## WHAT IS BEING ASKED:
Please return everything from the line containing "List all visible" down to the line containing "footer-divider: [0, 962, 1204, 964]", both lines included, copied character for character.

"""

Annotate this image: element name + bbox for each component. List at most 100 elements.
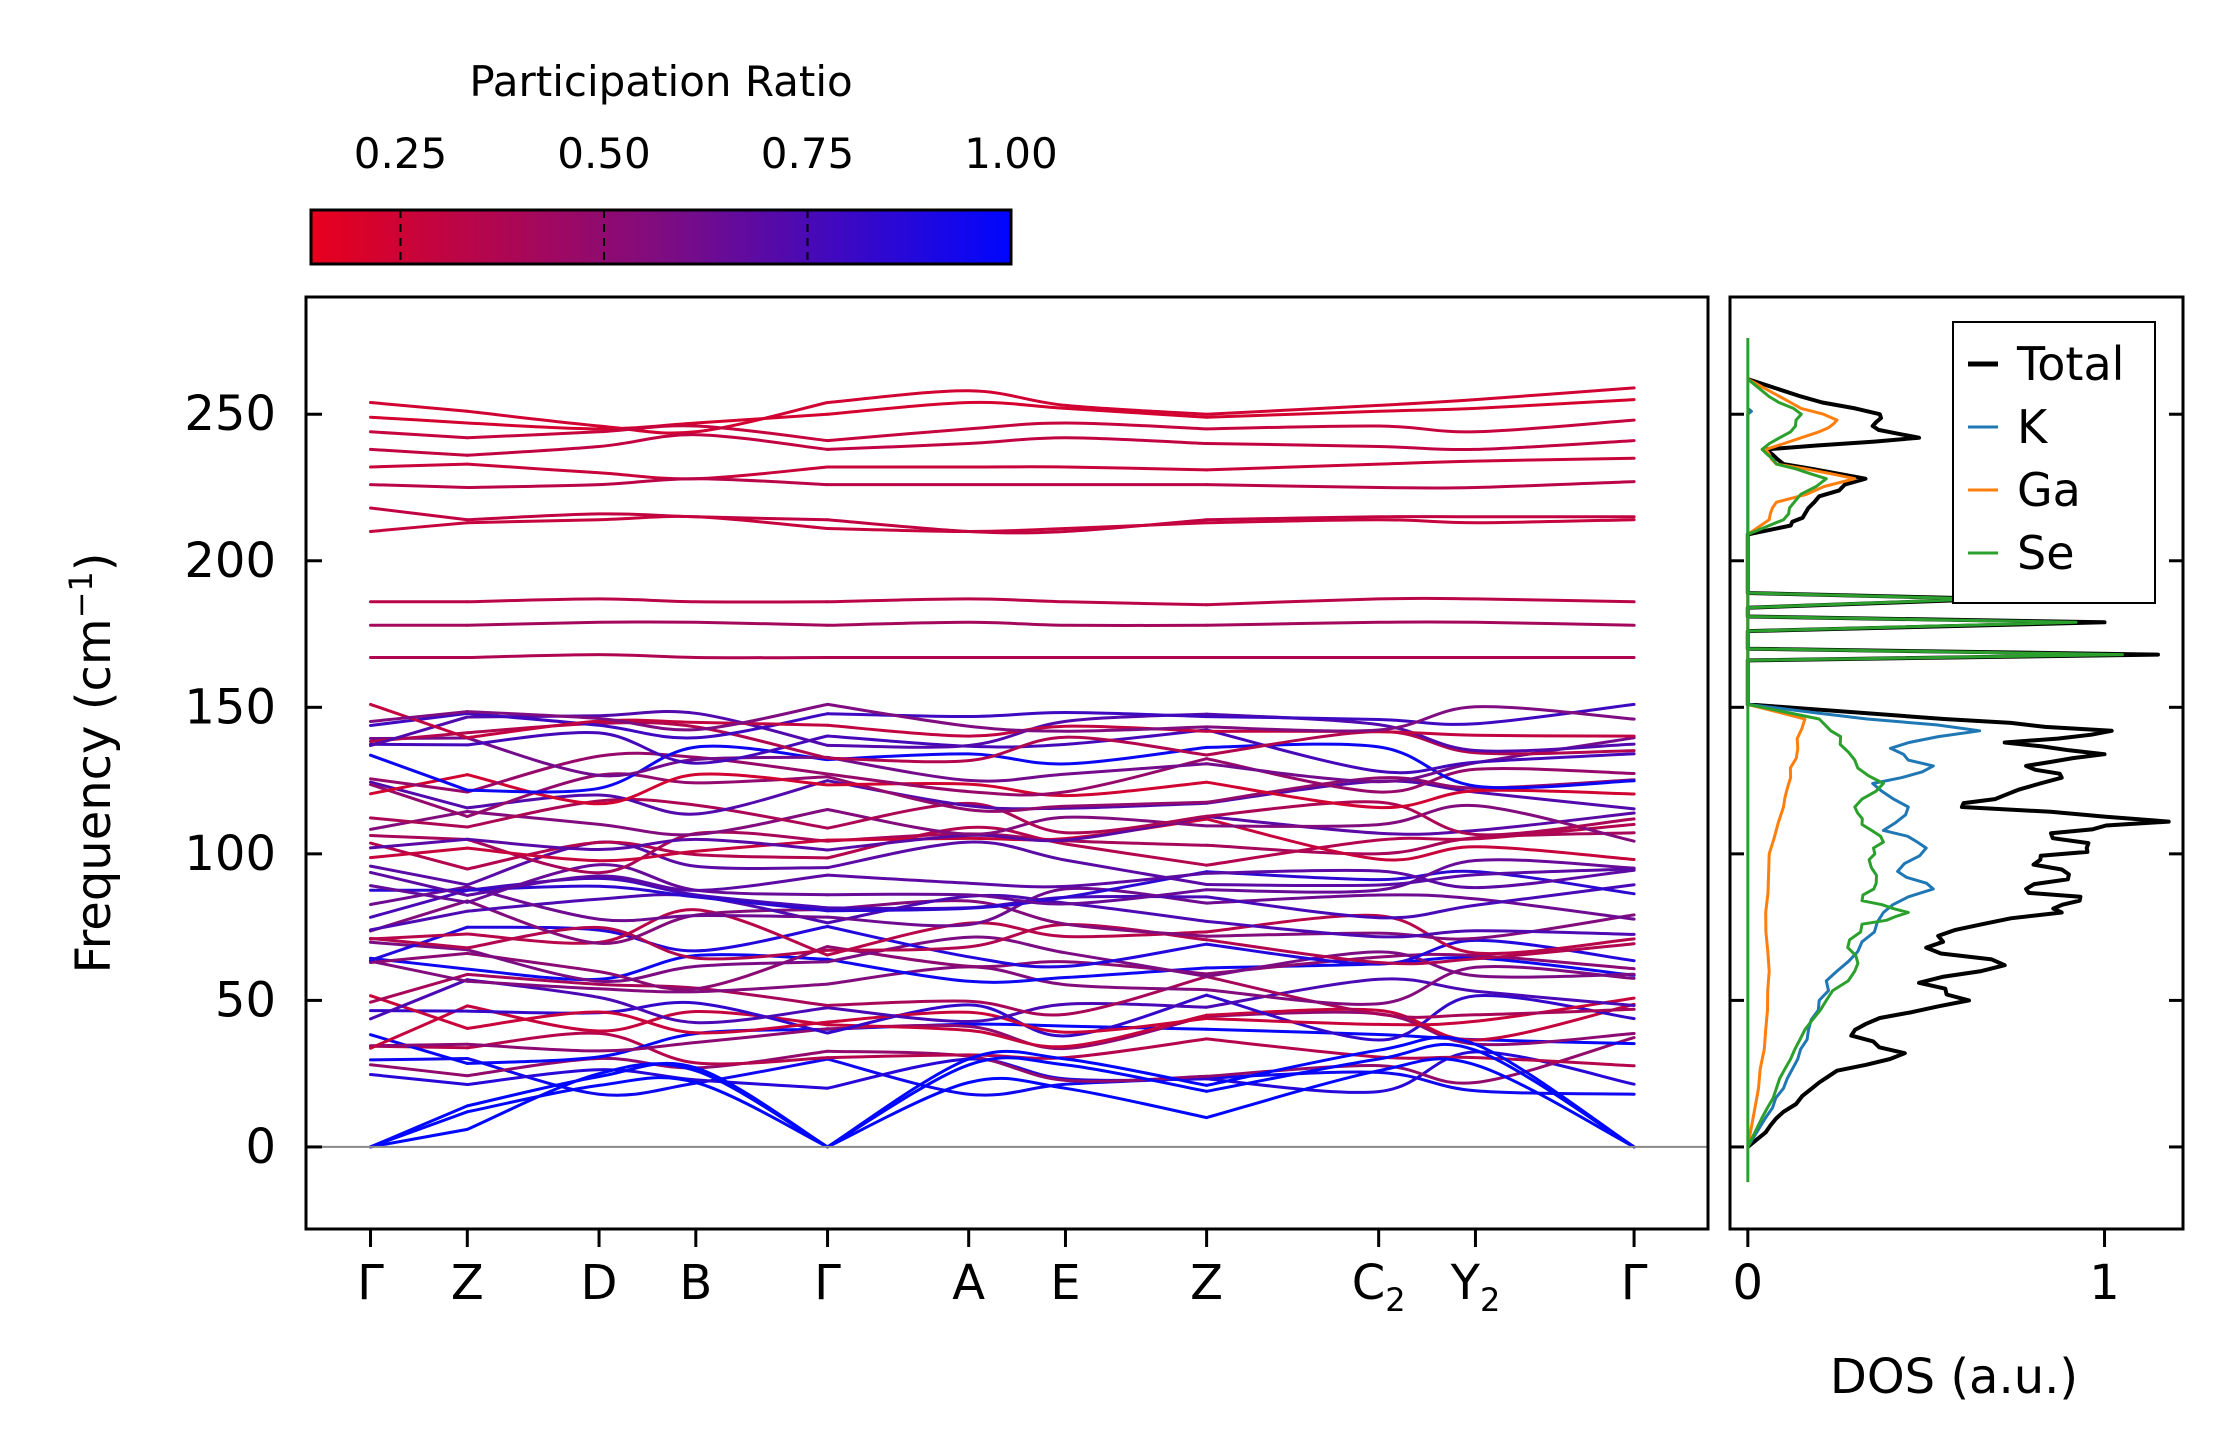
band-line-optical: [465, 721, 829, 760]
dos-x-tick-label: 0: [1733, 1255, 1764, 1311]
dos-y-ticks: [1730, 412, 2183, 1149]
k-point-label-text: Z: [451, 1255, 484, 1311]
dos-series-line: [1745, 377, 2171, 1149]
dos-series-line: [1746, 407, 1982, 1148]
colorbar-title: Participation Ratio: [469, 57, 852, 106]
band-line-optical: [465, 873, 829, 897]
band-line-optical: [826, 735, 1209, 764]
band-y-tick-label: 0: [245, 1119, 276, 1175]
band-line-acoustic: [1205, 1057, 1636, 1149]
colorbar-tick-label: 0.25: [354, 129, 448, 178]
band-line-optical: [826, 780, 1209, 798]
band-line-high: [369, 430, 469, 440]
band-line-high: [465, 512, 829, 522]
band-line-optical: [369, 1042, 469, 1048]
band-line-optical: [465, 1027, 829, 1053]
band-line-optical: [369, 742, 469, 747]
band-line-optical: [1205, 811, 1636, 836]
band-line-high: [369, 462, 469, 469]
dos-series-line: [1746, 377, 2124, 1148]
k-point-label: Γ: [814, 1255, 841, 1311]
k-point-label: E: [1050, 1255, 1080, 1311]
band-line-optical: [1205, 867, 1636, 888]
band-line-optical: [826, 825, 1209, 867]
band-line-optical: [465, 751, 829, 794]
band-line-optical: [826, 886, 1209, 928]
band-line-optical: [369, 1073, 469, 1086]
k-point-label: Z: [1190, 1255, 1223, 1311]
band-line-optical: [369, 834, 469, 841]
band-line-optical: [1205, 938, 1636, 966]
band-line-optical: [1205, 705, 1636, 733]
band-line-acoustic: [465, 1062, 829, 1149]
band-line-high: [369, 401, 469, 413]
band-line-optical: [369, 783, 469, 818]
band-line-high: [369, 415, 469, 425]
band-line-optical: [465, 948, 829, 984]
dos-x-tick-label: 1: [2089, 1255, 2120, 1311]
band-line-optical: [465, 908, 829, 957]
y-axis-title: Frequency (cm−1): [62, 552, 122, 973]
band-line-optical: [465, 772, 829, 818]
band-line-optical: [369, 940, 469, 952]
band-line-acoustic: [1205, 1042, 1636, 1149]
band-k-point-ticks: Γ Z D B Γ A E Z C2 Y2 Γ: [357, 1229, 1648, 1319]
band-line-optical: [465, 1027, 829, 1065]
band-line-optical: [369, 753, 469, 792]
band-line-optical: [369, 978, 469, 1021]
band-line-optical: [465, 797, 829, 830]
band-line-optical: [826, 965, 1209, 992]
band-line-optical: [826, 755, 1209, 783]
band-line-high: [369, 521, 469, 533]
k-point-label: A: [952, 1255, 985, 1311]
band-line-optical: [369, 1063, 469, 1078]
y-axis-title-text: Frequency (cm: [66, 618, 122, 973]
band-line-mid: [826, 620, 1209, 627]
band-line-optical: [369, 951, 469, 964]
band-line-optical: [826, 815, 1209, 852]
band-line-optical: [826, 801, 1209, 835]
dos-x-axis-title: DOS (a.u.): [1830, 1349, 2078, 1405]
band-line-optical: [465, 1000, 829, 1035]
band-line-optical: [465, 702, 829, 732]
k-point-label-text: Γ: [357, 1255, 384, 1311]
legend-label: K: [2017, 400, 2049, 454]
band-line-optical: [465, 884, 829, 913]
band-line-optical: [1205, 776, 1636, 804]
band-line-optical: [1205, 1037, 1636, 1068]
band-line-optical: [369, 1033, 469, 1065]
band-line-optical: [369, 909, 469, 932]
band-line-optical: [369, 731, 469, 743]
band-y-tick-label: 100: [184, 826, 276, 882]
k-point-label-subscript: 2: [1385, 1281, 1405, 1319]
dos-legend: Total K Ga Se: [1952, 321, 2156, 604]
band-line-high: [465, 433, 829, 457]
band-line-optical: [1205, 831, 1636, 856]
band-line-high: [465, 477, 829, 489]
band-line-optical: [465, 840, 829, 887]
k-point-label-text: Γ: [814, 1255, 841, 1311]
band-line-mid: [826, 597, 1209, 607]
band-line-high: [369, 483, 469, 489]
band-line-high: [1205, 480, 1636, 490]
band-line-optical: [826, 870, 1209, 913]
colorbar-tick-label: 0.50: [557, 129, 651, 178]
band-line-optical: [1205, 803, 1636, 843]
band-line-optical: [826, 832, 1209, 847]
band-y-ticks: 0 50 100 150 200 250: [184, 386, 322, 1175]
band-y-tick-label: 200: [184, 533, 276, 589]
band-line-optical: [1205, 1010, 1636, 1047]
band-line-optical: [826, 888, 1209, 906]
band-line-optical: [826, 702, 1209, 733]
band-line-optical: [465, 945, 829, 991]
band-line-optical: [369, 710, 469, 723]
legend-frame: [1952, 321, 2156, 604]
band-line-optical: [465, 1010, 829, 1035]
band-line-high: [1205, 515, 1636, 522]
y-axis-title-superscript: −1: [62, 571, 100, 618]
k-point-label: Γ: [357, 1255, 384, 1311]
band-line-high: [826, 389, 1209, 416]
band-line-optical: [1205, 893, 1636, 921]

"""
"""

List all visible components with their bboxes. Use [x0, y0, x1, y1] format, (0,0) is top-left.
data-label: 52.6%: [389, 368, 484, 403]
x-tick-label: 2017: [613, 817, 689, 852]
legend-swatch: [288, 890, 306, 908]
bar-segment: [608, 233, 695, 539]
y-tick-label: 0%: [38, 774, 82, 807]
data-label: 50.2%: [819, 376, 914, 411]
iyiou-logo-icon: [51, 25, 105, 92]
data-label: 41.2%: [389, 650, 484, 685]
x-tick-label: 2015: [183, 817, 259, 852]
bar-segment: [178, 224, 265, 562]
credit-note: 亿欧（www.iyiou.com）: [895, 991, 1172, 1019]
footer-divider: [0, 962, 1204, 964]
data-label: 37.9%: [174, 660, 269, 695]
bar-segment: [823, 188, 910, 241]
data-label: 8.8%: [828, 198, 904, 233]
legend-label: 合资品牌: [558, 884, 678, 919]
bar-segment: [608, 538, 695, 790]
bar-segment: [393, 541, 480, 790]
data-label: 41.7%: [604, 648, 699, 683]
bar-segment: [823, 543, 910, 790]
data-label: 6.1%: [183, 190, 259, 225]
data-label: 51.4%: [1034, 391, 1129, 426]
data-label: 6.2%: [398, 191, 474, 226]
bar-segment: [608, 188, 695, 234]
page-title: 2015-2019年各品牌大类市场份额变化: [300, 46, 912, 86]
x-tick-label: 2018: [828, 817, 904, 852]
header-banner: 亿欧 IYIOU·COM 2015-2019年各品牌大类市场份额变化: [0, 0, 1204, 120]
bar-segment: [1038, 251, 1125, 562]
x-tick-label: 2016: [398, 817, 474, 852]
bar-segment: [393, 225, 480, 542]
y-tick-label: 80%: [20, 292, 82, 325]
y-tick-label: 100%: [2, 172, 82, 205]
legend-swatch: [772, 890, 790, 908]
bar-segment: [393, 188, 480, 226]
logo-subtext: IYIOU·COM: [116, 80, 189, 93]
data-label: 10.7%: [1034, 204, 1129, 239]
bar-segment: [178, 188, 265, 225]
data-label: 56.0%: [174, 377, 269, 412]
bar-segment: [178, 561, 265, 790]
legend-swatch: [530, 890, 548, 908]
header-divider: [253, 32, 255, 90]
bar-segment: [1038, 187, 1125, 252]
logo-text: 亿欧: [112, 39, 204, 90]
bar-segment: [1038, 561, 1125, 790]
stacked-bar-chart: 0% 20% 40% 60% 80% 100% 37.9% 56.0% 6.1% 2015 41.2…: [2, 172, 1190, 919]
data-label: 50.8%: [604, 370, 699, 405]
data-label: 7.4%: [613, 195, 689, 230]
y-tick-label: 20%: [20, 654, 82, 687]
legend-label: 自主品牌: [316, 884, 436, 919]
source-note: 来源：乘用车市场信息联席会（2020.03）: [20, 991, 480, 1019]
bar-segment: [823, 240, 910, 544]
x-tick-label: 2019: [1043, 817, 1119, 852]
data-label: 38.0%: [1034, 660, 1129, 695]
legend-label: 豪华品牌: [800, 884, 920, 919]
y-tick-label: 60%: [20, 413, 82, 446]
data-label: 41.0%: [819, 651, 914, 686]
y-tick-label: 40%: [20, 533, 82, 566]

"""

## ANSWER TO THIS PROBLEM:
List all visible components with their bboxes. Use [x0, y0, x1, y1] format, (0,0) is top-left.
data-label: 52.6%: [389, 368, 484, 403]
x-tick-label: 2017: [613, 817, 689, 852]
legend-swatch: [288, 890, 306, 908]
bar-segment: [608, 233, 695, 539]
y-tick-label: 0%: [38, 774, 82, 807]
data-label: 50.2%: [819, 376, 914, 411]
iyiou-logo-icon: [51, 25, 105, 92]
data-label: 41.2%: [389, 650, 484, 685]
x-tick-label: 2015: [183, 817, 259, 852]
bar-segment: [178, 224, 265, 562]
credit-note: 亿欧（www.iyiou.com）: [895, 991, 1172, 1019]
footer-divider: [0, 962, 1204, 964]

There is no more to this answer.